AIM OF THE TASK:
Output the data below in full, character for character.

-- Start of RAW DATA --

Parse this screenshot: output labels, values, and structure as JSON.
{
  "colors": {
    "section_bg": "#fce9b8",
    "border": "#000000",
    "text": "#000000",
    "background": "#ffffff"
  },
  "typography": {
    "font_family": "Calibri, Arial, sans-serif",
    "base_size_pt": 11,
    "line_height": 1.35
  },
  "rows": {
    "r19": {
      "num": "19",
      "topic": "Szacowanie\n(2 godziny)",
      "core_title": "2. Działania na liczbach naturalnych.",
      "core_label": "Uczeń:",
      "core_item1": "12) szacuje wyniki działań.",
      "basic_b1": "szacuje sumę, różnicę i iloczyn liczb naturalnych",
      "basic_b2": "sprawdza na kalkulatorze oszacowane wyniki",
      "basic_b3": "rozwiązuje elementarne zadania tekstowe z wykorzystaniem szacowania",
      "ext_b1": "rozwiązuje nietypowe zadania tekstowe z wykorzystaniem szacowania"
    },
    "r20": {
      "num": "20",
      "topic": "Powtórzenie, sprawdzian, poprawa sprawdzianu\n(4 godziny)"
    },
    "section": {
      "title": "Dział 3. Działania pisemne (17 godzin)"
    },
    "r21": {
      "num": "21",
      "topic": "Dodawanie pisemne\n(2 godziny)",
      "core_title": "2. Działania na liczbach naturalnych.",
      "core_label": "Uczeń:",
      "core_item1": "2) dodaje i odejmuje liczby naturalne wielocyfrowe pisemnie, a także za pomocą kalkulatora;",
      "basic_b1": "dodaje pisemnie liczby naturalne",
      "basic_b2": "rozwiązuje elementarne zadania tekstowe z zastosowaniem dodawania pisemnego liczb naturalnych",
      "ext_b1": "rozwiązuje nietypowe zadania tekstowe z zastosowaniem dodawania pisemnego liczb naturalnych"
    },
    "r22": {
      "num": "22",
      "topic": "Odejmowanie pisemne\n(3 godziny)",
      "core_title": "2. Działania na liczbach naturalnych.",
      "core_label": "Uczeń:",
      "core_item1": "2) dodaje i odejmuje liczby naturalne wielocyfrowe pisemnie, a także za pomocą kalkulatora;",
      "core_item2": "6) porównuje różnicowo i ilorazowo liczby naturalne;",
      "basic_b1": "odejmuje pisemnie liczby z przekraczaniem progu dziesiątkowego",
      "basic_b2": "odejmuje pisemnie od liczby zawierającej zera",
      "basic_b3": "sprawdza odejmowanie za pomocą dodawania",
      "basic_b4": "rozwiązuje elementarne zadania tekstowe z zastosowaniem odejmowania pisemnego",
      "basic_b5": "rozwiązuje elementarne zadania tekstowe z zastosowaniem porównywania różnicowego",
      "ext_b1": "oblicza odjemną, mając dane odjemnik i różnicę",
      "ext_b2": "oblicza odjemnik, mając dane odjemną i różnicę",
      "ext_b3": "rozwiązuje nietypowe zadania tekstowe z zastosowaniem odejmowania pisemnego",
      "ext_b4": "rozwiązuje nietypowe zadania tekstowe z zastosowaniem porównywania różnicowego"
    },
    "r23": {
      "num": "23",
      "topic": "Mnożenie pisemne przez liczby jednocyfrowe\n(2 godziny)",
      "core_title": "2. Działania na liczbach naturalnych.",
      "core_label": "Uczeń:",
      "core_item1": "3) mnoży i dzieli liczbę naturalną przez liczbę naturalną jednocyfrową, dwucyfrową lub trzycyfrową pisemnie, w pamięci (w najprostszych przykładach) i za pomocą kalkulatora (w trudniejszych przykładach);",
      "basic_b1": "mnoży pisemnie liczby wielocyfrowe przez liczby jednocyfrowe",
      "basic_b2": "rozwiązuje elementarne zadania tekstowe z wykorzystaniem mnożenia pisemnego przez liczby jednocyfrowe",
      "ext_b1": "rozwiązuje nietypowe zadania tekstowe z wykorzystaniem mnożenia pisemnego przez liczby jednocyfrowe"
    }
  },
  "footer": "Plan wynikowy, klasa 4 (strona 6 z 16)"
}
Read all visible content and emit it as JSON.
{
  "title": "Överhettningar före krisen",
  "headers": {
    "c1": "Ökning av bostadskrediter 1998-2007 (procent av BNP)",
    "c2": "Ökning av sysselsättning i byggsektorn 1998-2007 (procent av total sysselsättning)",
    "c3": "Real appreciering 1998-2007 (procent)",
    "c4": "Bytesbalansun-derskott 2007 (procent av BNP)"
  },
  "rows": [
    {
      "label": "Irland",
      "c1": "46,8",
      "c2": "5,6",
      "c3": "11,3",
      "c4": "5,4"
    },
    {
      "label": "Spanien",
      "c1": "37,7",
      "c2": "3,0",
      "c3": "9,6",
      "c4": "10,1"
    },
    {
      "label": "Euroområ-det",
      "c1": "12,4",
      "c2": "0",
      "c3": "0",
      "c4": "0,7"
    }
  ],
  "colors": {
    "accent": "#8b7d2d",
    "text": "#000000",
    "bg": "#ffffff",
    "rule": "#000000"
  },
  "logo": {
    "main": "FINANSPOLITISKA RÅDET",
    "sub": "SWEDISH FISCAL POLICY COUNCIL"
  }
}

-- End of RAW DATA --

THE COMPLETED TASK:
Parse this screenshot: output labels, values, and structure as JSON.
{
  "colors": {
    "section_bg": "#fce9b8",
    "border": "#000000",
    "text": "#000000",
    "background": "#ffffff"
  },
  "typography": {
    "font_family": "Calibri, Arial, sans-serif",
    "base_size_pt": 11,
    "line_height": 1.35
  },
  "rows": {
    "r19": {
      "num": "19",
      "topic": "Szacowanie\n(2 godziny)",
      "core_title": "2. Działania na liczbach naturalnych.",
      "core_label": "Uczeń:",
      "core_item1": "12) szacuje wyniki działań.",
      "basic_b1": "szacuje sumę, różnicę i iloczyn liczb naturalnych",
      "basic_b2": "sprawdza na kalkulatorze oszacowane wyniki",
      "basic_b3": "rozwiązuje elementarne zadania tekstowe z wykorzystaniem szacowania",
      "ext_b1": "rozwiązuje nietypowe zadania tekstowe z wykorzystaniem szacowania"
    },
    "r20": {
      "num": "20",
      "topic": "Powtórzenie, sprawdzian, poprawa sprawdzianu\n(4 godziny)"
    },
    "section": {
      "title": "Dział 3. Działania pisemne (17 godzin)"
    },
    "r21": {
      "num": "21",
      "topic": "Dodawanie pisemne\n(2 godziny)",
      "core_title": "2. Działania na liczbach naturalnych.",
      "core_label": "Uczeń:",
      "core_item1": "2) dodaje i odejmuje liczby naturalne wielocyfrowe pisemnie, a także za pomocą kalkulatora;",
      "basic_b1": "dodaje pisemnie liczby naturalne",
      "basic_b2": "rozwiązuje elementarne zadania tekstowe z zastosowaniem dodawania pisemnego liczb naturalnych",
      "ext_b1": "rozwiązuje nietypowe zadania tekstowe z zastosowaniem dodawania pisemnego liczb naturalnych"
    },
    "r22": {
      "num": "22",
      "topic": "Odejmowanie pisemne\n(3 godziny)",
      "core_title": "2. Działania na liczbach naturalnych.",
      "core_label": "Uczeń:",
      "core_item1": "2) dodaje i odejmuje liczby naturalne wielocyfrowe pisemnie, a także za pomocą kalkulatora;",
      "core_item2": "6) porównuje różnicowo i ilorazowo liczby naturalne;",
      "basic_b1": "odejmuje pisemnie liczby z przekraczaniem progu dziesiątkowego",
      "basic_b2": "odejmuje pisemnie od liczby zawierającej zera",
      "basic_b3": "sprawdza odejmowanie za pomocą dodawania",
      "basic_b4": "rozwiązuje elementarne zadania tekstowe z zastosowaniem odejmowania pisemnego",
      "basic_b5": "rozwiązuje elementarne zadania tekstowe z zastosowaniem porównywania różnicowego",
      "ext_b1": "oblicza odjemną, mając dane odjemnik i różnicę",
      "ext_b2": "oblicza odjemnik, mając dane odjemną i różnicę",
      "ext_b3": "rozwiązuje nietypowe zadania tekstowe z zastosowaniem odejmowania pisemnego",
      "ext_b4": "rozwiązuje nietypowe zadania tekstowe z zastosowaniem porównywania różnicowego"
    },
    "r23": {
      "num": "23",
      "topic": "Mnożenie pisemne przez liczby jednocyfrowe\n(2 godziny)",
      "core_title": "2. Działania na liczbach naturalnych.",
      "core_label": "Uczeń:",
      "core_item1": "3) mnoży i dzieli liczbę naturalną przez liczbę naturalną jednocyfrową, dwucyfrową lub trzycyfrową pisemnie, w pamięci (w najprostszych przykładach) i za pomocą kalkulatora (w trudniejszych przykładach);",
      "basic_b1": "mnoży pisemnie liczby wielocyfrowe przez liczby jednocyfrowe",
      "basic_b2": "rozwiązuje elementarne zadania tekstowe z wykorzystaniem mnożenia pisemnego przez liczby jednocyfrowe",
      "ext_b1": "rozwiązuje nietypowe zadania tekstowe z wykorzystaniem mnożenia pisemnego przez liczby jednocyfrowe"
    }
  },
  "footer": "Plan wynikowy, klasa 4 (strona 6 z 16)"
}
Read all visible content and emit it as JSON.
{
  "title": "Överhettningar före krisen",
  "headers": {
    "c1": "Ökning av bostadskrediter 1998-2007 (procent av BNP)",
    "c2": "Ökning av sysselsättning i byggsektorn 1998-2007 (procent av total sysselsättning)",
    "c3": "Real appreciering 1998-2007 (procent)",
    "c4": "Bytesbalansun-derskott 2007 (procent av BNP)"
  },
  "rows": [
    {
      "label": "Irland",
      "c1": "46,8",
      "c2": "5,6",
      "c3": "11,3",
      "c4": "5,4"
    },
    {
      "label": "Spanien",
      "c1": "37,7",
      "c2": "3,0",
      "c3": "9,6",
      "c4": "10,1"
    },
    {
      "label": "Euroområ-det",
      "c1": "12,4",
      "c2": "0",
      "c3": "0",
      "c4": "0,7"
    }
  ],
  "colors": {
    "accent": "#8b7d2d",
    "text": "#000000",
    "bg": "#ffffff",
    "rule": "#000000"
  },
  "logo": {
    "main": "FINANSPOLITISKA RÅDET",
    "sub": "SWEDISH FISCAL POLICY COUNCIL"
  }
}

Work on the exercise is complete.